Required action.
Return the lines below in which the string "leukocyte" occurs.

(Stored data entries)
+ + + + +

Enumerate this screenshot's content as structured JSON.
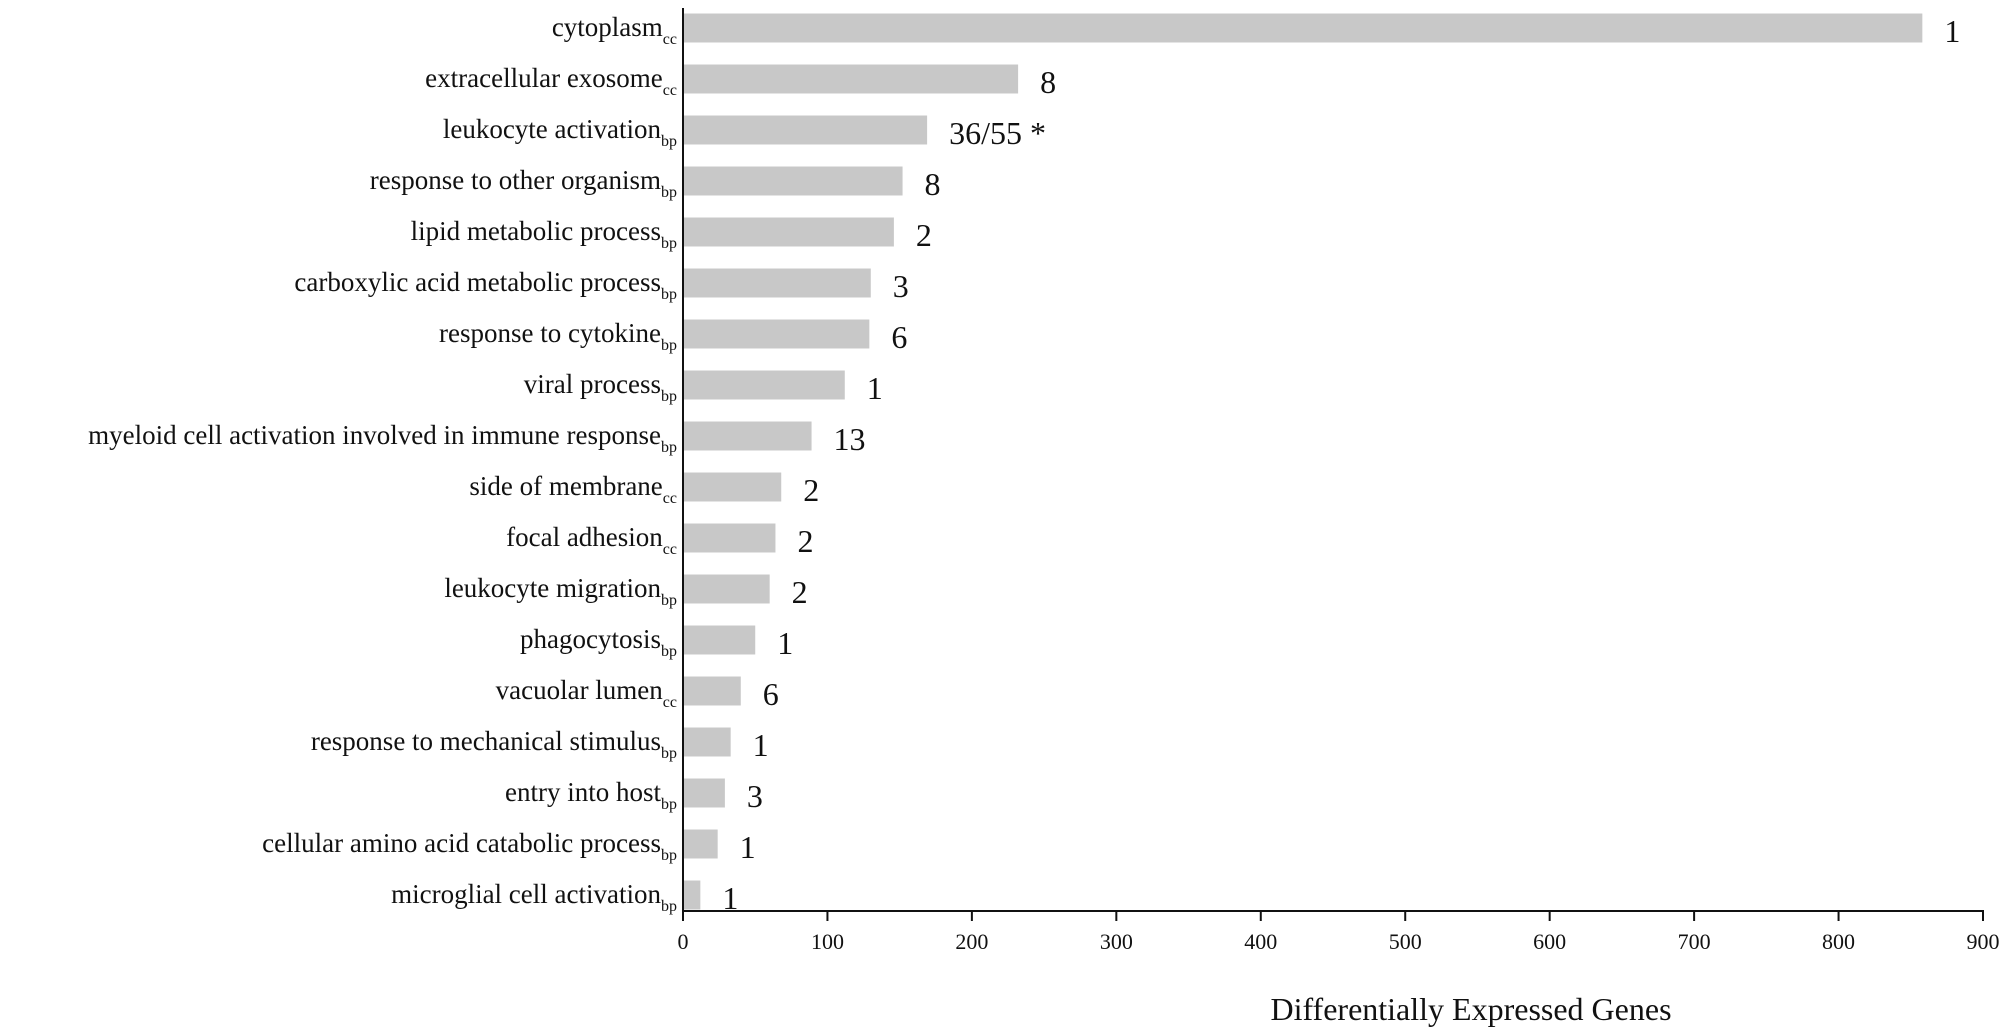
{
  "chart_data": {
    "type": "bar",
    "orientation": "horizontal",
    "xlabel": "Differentially Expressed Genes",
    "ylabel": "",
    "xlim": [
      0,
      900
    ],
    "xticks": [
      "0",
      "100",
      "200",
      "300",
      "400",
      "500",
      "600",
      "700",
      "800",
      "900"
    ],
    "grid": false,
    "bar_color": "#c8c8c8",
    "categories": [
      {
        "label": "cytoplasm",
        "sub": "cc"
      },
      {
        "label": "extracellular exosome",
        "sub": "cc"
      },
      {
        "label": "leukocyte activation",
        "sub": "bp"
      },
      {
        "label": "response to other organism",
        "sub": "bp"
      },
      {
        "label": "lipid metabolic process",
        "sub": "bp"
      },
      {
        "label": "carboxylic acid metabolic process",
        "sub": "bp"
      },
      {
        "label": "response to cytokine",
        "sub": "bp"
      },
      {
        "label": "viral process",
        "sub": "bp"
      },
      {
        "label": "myeloid cell activation involved in immune response",
        "sub": "bp"
      },
      {
        "label": "side of membrane",
        "sub": "cc"
      },
      {
        "label": "focal adhesion",
        "sub": "cc"
      },
      {
        "label": "leukocyte migration",
        "sub": "bp"
      },
      {
        "label": "phagocytosis",
        "sub": "bp"
      },
      {
        "label": "vacuolar lumen",
        "sub": "cc"
      },
      {
        "label": "response to mechanical stimulus",
        "sub": "bp"
      },
      {
        "label": "entry into host",
        "sub": "bp"
      },
      {
        "label": "cellular amino acid catabolic process",
        "sub": "bp"
      },
      {
        "label": "microglial cell activation",
        "sub": "bp"
      }
    ],
    "values": [
      858,
      232,
      169,
      152,
      146,
      130,
      129,
      112,
      89,
      68,
      64,
      60,
      50,
      40,
      33,
      29,
      24,
      12
    ],
    "data_labels": [
      "1",
      "8",
      "36/55 *",
      "8",
      "2",
      "3",
      "6",
      "1",
      "13",
      "2",
      "2",
      "2",
      "1",
      "6",
      "1",
      "3",
      "1",
      "1"
    ]
  }
}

+ + + + +

Completed exercise.
        "label": "leukocyte activation",
        "label": "leukocyte migration",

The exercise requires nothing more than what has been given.